** start Task input **

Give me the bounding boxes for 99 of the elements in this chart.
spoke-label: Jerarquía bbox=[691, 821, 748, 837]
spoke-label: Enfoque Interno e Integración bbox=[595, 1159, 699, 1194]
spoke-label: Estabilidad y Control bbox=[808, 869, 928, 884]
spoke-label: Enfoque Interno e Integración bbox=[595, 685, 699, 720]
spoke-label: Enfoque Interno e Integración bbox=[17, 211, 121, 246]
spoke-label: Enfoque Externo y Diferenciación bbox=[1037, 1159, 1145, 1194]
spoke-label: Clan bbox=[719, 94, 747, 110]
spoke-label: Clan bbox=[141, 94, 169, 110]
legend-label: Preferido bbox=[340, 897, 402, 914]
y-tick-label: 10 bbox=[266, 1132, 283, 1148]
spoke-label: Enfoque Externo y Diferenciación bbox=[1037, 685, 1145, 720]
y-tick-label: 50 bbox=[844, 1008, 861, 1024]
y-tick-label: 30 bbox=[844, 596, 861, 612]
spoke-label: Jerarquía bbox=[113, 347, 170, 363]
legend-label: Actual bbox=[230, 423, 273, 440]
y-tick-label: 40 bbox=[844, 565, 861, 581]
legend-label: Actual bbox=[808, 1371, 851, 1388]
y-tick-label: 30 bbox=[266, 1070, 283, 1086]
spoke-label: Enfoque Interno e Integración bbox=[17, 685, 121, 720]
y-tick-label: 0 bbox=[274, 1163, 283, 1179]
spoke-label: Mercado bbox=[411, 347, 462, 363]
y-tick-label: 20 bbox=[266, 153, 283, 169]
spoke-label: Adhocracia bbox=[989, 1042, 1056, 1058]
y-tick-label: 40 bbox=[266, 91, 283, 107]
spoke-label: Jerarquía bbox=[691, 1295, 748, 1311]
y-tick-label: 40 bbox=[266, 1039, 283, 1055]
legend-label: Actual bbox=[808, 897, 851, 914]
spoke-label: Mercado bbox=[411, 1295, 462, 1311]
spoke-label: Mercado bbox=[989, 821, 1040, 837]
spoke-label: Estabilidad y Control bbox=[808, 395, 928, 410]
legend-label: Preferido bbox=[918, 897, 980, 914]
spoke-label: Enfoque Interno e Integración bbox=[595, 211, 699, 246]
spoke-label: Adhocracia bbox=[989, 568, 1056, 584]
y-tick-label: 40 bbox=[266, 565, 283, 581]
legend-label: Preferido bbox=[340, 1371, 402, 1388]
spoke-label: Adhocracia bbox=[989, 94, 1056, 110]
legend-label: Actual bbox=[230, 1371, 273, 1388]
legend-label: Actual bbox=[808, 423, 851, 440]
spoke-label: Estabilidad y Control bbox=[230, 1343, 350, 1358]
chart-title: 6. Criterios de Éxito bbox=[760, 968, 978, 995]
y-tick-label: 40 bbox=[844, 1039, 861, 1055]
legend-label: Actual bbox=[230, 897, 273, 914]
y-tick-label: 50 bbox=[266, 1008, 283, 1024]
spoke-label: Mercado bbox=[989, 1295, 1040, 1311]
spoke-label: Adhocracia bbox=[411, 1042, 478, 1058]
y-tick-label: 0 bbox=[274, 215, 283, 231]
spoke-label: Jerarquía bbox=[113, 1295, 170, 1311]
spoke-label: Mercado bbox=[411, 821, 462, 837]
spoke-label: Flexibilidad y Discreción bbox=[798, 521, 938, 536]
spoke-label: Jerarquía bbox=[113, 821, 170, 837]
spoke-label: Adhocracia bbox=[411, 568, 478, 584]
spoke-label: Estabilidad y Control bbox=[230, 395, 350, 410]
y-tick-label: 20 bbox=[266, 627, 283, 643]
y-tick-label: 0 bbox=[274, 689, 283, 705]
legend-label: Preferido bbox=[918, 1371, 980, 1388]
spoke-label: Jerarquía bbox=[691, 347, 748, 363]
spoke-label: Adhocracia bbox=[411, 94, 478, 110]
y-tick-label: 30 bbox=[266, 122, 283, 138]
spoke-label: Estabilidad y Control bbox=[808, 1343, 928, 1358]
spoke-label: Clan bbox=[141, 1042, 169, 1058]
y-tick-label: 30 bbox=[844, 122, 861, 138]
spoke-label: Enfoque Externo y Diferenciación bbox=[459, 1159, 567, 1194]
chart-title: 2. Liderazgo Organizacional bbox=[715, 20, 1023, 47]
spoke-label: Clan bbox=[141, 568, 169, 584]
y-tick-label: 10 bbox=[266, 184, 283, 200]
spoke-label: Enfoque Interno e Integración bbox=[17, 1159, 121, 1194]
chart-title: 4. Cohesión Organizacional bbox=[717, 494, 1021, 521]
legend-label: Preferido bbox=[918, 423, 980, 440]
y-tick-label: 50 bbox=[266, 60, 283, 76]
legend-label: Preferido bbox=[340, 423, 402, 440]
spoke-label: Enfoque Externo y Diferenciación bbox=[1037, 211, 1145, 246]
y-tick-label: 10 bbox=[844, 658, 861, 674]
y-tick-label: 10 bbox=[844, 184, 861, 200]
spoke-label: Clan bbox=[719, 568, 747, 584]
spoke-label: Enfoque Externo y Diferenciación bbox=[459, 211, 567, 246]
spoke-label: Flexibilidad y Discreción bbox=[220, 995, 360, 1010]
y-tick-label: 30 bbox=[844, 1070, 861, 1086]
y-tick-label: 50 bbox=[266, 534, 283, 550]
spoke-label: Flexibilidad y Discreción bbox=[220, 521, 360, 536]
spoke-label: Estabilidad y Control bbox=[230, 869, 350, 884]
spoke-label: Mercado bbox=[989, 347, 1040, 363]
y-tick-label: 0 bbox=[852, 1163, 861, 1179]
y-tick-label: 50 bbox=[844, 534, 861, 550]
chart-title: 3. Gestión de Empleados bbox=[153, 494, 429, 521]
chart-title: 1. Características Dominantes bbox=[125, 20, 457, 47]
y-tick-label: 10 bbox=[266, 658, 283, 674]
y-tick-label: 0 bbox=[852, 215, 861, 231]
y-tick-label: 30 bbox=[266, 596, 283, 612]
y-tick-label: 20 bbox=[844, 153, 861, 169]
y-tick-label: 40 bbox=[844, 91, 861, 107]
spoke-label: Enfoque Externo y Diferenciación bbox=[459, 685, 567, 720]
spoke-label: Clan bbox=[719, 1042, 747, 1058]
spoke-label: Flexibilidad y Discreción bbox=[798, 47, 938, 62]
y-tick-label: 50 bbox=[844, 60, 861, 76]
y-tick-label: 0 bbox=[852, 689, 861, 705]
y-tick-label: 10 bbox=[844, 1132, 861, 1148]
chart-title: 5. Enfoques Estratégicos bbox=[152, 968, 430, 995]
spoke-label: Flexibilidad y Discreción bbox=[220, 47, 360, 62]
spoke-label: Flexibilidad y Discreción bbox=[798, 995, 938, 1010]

** end Task input **

Given problem:
Copy the data above line for line, changing nothing.

Result of this exercise:
Give me the bounding boxes for 99 of the elements in this chart.
spoke-label: Jerarquía bbox=[691, 821, 748, 837]
spoke-label: Enfoque Interno e Integración bbox=[595, 1159, 699, 1194]
spoke-label: Estabilidad y Control bbox=[808, 869, 928, 884]
spoke-label: Enfoque Interno e Integración bbox=[595, 685, 699, 720]
spoke-label: Enfoque Interno e Integración bbox=[17, 211, 121, 246]
spoke-label: Enfoque Externo y Diferenciación bbox=[1037, 1159, 1145, 1194]
spoke-label: Clan bbox=[719, 94, 747, 110]
spoke-label: Clan bbox=[141, 94, 169, 110]
legend-label: Preferido bbox=[340, 897, 402, 914]
y-tick-label: 10 bbox=[266, 1132, 283, 1148]
spoke-label: Enfoque Externo y Diferenciación bbox=[1037, 685, 1145, 720]
y-tick-label: 50 bbox=[844, 1008, 861, 1024]
y-tick-label: 30 bbox=[844, 596, 861, 612]
spoke-label: Jerarquía bbox=[113, 347, 170, 363]
legend-label: Actual bbox=[230, 423, 273, 440]
y-tick-label: 40 bbox=[844, 565, 861, 581]
legend-label: Actual bbox=[808, 1371, 851, 1388]
y-tick-label: 30 bbox=[266, 1070, 283, 1086]
spoke-label: Enfoque Interno e Integración bbox=[17, 685, 121, 720]
y-tick-label: 0 bbox=[274, 1163, 283, 1179]
spoke-label: Mercado bbox=[411, 347, 462, 363]
y-tick-label: 20 bbox=[266, 153, 283, 169]
spoke-label: Adhocracia bbox=[989, 1042, 1056, 1058]
y-tick-label: 40 bbox=[266, 91, 283, 107]
spoke-label: Jerarquía bbox=[691, 1295, 748, 1311]
y-tick-label: 40 bbox=[266, 1039, 283, 1055]
legend-label: Actual bbox=[808, 897, 851, 914]
spoke-label: Mercado bbox=[411, 1295, 462, 1311]
spoke-label: Mercado bbox=[989, 821, 1040, 837]
spoke-label: Estabilidad y Control bbox=[808, 395, 928, 410]
legend-label: Preferido bbox=[918, 897, 980, 914]
spoke-label: Enfoque Interno e Integración bbox=[595, 211, 699, 246]
spoke-label: Adhocracia bbox=[989, 568, 1056, 584]
y-tick-label: 40 bbox=[266, 565, 283, 581]
legend-label: Preferido bbox=[340, 1371, 402, 1388]
spoke-label: Adhocracia bbox=[989, 94, 1056, 110]
legend-label: Actual bbox=[230, 1371, 273, 1388]
legend-label: Actual bbox=[808, 423, 851, 440]
spoke-label: Estabilidad y Control bbox=[230, 1343, 350, 1358]
chart-title: 6. Criterios de Éxito bbox=[760, 968, 978, 995]
y-tick-label: 40 bbox=[844, 1039, 861, 1055]
legend-label: Actual bbox=[230, 897, 273, 914]
y-tick-label: 50 bbox=[266, 1008, 283, 1024]
spoke-label: Mercado bbox=[989, 1295, 1040, 1311]
spoke-label: Adhocracia bbox=[411, 1042, 478, 1058]
y-tick-label: 0 bbox=[274, 215, 283, 231]
spoke-label: Jerarquía bbox=[113, 1295, 170, 1311]
spoke-label: Mercado bbox=[411, 821, 462, 837]
spoke-label: Flexibilidad y Discreción bbox=[798, 521, 938, 536]
spoke-label: Jerarquía bbox=[113, 821, 170, 837]
spoke-label: Adhocracia bbox=[411, 568, 478, 584]
spoke-label: Estabilidad y Control bbox=[230, 395, 350, 410]
y-tick-label: 20 bbox=[266, 627, 283, 643]
y-tick-label: 0 bbox=[274, 689, 283, 705]
legend-label: Preferido bbox=[918, 1371, 980, 1388]
spoke-label: Jerarquía bbox=[691, 347, 748, 363]
spoke-label: Adhocracia bbox=[411, 94, 478, 110]
y-tick-label: 30 bbox=[266, 122, 283, 138]
spoke-label: Estabilidad y Control bbox=[808, 1343, 928, 1358]
spoke-label: Clan bbox=[141, 1042, 169, 1058]
y-tick-label: 30 bbox=[844, 122, 861, 138]
spoke-label: Enfoque Externo y Diferenciación bbox=[459, 1159, 567, 1194]
chart-title: 2. Liderazgo Organizacional bbox=[715, 20, 1023, 47]
spoke-label: Clan bbox=[141, 568, 169, 584]
y-tick-label: 10 bbox=[266, 184, 283, 200]
spoke-label: Enfoque Interno e Integración bbox=[17, 1159, 121, 1194]
chart-title: 4. Cohesión Organizacional bbox=[717, 494, 1021, 521]
legend-label: Preferido bbox=[918, 423, 980, 440]
y-tick-label: 50 bbox=[266, 60, 283, 76]
legend-label: Preferido bbox=[340, 423, 402, 440]
spoke-label: Enfoque Externo y Diferenciación bbox=[1037, 211, 1145, 246]
y-tick-label: 10 bbox=[844, 658, 861, 674]
y-tick-label: 10 bbox=[844, 184, 861, 200]
spoke-label: Clan bbox=[719, 568, 747, 584]
spoke-label: Enfoque Externo y Diferenciación bbox=[459, 211, 567, 246]
spoke-label: Flexibilidad y Discreción bbox=[220, 995, 360, 1010]
y-tick-label: 30 bbox=[844, 1070, 861, 1086]
y-tick-label: 50 bbox=[266, 534, 283, 550]
spoke-label: Flexibilidad y Discreción bbox=[220, 521, 360, 536]
spoke-label: Estabilidad y Control bbox=[230, 869, 350, 884]
spoke-label: Mercado bbox=[989, 347, 1040, 363]
y-tick-label: 0 bbox=[852, 1163, 861, 1179]
y-tick-label: 50 bbox=[844, 534, 861, 550]
chart-title: 3. Gestión de Empleados bbox=[153, 494, 429, 521]
chart-title: 1. Características Dominantes bbox=[125, 20, 457, 47]
y-tick-label: 10 bbox=[266, 658, 283, 674]
y-tick-label: 0 bbox=[852, 215, 861, 231]
y-tick-label: 30 bbox=[266, 596, 283, 612]
y-tick-label: 20 bbox=[844, 153, 861, 169]
y-tick-label: 40 bbox=[844, 91, 861, 107]
spoke-label: Enfoque Externo y Diferenciación bbox=[459, 685, 567, 720]
spoke-label: Clan bbox=[719, 1042, 747, 1058]
spoke-label: Flexibilidad y Discreción bbox=[798, 47, 938, 62]
y-tick-label: 50 bbox=[844, 60, 861, 76]
y-tick-label: 0 bbox=[852, 689, 861, 705]
y-tick-label: 10 bbox=[844, 1132, 861, 1148]
chart-title: 5. Enfoques Estratégicos bbox=[152, 968, 430, 995]
spoke-label: Flexibilidad y Discreción bbox=[220, 47, 360, 62]
spoke-label: Flexibilidad y Discreción bbox=[798, 995, 938, 1010]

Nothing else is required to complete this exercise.